▶ **WHAT TO PRODUCE**:
Extract the full listing below without altering a single character.
BEGIN RECORDS FOR THE TASK
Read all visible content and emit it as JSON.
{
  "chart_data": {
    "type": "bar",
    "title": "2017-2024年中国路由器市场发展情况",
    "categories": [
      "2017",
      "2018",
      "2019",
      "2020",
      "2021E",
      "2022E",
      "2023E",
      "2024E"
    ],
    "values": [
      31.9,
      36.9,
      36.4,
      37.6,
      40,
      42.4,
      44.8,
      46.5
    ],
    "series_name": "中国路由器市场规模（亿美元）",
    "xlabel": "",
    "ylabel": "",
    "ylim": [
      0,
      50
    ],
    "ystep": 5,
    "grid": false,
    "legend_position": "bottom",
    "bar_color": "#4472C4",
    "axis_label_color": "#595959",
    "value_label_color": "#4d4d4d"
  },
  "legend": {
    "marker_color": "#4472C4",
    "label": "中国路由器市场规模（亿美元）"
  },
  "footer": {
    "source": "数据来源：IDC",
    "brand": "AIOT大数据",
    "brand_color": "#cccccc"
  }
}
END RECORDS FOR THE TASK
▶ **SOLUTION TO THIS TASK**:
Read all visible content and emit it as JSON.
{
  "chart_data": {
    "type": "bar",
    "title": "2017-2024年中国路由器市场发展情况",
    "categories": [
      "2017",
      "2018",
      "2019",
      "2020",
      "2021E",
      "2022E",
      "2023E",
      "2024E"
    ],
    "values": [
      31.9,
      36.9,
      36.4,
      37.6,
      40,
      42.4,
      44.8,
      46.5
    ],
    "series_name": "中国路由器市场规模（亿美元）",
    "xlabel": "",
    "ylabel": "",
    "ylim": [
      0,
      50
    ],
    "ystep": 5,
    "grid": false,
    "legend_position": "bottom",
    "bar_color": "#4472C4",
    "axis_label_color": "#595959",
    "value_label_color": "#4d4d4d"
  },
  "legend": {
    "marker_color": "#4472C4",
    "label": "中国路由器市场规模（亿美元）"
  },
  "footer": {
    "source": "数据来源：IDC",
    "brand": "AIOT大数据",
    "brand_color": "#cccccc"
  }
}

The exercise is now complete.